■ **Spatial annotation rows**:

============

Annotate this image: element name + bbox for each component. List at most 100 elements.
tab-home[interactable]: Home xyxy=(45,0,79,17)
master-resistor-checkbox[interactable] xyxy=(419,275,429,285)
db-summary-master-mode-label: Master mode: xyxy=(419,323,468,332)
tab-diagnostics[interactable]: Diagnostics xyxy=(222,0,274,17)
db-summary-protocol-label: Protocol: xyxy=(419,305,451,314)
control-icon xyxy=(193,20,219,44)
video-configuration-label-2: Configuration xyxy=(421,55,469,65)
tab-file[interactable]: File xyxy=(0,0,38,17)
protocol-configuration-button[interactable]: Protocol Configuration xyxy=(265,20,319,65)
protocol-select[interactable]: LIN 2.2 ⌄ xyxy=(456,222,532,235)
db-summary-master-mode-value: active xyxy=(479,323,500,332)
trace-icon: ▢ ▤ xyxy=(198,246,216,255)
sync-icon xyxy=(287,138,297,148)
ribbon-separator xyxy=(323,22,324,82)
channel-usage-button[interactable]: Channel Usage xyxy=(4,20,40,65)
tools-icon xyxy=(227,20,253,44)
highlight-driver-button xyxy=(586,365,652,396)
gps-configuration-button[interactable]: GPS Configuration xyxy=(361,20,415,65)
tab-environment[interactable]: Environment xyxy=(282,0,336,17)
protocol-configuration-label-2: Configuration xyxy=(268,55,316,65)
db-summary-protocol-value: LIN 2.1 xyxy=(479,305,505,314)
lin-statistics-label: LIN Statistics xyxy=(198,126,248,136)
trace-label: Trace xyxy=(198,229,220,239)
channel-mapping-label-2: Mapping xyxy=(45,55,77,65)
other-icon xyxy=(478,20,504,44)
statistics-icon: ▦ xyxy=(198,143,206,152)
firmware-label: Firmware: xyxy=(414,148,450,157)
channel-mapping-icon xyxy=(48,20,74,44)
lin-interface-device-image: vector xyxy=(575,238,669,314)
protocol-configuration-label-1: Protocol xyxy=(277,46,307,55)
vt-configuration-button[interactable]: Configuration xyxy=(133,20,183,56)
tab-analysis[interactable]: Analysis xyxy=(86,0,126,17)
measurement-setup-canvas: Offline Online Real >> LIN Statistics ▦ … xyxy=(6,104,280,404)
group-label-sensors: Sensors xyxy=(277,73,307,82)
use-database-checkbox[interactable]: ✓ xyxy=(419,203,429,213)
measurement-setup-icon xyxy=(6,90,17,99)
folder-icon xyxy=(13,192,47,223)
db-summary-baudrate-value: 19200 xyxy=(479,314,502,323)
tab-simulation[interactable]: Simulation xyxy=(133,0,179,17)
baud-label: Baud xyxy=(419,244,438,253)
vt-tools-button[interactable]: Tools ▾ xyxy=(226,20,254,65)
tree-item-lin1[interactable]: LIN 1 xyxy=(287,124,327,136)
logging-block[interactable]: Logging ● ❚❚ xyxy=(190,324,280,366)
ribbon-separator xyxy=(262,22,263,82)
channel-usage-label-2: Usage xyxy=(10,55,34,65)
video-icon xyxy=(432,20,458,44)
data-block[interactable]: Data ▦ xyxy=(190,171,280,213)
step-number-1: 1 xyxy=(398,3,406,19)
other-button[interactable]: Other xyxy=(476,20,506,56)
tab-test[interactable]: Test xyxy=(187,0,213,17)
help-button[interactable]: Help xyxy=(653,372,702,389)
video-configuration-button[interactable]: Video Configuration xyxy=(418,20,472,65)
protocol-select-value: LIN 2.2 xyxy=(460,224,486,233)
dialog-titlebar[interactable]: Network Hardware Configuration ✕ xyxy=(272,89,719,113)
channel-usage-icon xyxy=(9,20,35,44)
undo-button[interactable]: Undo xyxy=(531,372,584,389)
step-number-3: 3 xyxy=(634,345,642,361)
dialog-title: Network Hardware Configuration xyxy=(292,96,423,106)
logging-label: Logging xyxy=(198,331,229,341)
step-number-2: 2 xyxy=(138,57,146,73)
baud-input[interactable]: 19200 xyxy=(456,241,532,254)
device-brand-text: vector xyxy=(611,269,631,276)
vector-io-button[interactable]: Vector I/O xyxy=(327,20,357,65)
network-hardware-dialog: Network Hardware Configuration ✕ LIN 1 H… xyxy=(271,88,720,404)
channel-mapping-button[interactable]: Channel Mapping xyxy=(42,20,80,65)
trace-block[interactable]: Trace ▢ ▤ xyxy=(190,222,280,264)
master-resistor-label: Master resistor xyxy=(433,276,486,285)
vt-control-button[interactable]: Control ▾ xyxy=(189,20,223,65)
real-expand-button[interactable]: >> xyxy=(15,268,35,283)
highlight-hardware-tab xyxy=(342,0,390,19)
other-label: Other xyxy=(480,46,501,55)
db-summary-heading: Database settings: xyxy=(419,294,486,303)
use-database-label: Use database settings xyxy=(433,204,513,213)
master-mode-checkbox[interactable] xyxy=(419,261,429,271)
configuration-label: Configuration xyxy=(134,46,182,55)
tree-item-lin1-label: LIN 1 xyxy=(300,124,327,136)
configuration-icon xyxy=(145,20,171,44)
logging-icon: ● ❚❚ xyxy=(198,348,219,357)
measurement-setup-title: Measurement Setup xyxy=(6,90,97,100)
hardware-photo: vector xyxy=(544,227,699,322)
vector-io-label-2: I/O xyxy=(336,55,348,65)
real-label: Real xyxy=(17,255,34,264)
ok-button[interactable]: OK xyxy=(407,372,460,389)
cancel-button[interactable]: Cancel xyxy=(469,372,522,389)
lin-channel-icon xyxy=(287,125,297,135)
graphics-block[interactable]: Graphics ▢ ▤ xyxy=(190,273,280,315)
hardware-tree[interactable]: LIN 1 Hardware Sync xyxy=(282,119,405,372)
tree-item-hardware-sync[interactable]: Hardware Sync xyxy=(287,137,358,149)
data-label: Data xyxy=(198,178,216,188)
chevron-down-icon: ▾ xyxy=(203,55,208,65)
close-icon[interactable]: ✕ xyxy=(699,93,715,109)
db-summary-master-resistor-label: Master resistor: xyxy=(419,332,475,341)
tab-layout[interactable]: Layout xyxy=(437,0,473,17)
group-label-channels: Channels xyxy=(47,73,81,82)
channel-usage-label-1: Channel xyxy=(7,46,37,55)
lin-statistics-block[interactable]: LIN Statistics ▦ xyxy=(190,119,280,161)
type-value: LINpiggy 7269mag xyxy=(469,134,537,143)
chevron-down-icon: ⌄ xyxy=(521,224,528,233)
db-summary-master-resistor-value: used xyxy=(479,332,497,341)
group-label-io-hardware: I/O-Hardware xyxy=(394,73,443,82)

============

Copy out the rows from the first one through the line containing "trace-icon: ▢ ▤ xyxy=(198,246,216,255)", inclusive, reproducing each line without any change.

■ **Written answer**:
Annotate this image: element name + bbox for each component. List at most 100 elements.
tab-home[interactable]: Home xyxy=(45,0,79,17)
master-resistor-checkbox[interactable] xyxy=(419,275,429,285)
db-summary-master-mode-label: Master mode: xyxy=(419,323,468,332)
tab-diagnostics[interactable]: Diagnostics xyxy=(222,0,274,17)
db-summary-protocol-label: Protocol: xyxy=(419,305,451,314)
control-icon xyxy=(193,20,219,44)
video-configuration-label-2: Configuration xyxy=(421,55,469,65)
tab-file[interactable]: File xyxy=(0,0,38,17)
protocol-configuration-button[interactable]: Protocol Configuration xyxy=(265,20,319,65)
protocol-select[interactable]: LIN 2.2 ⌄ xyxy=(456,222,532,235)
db-summary-master-mode-value: active xyxy=(479,323,500,332)
trace-icon: ▢ ▤ xyxy=(198,246,216,255)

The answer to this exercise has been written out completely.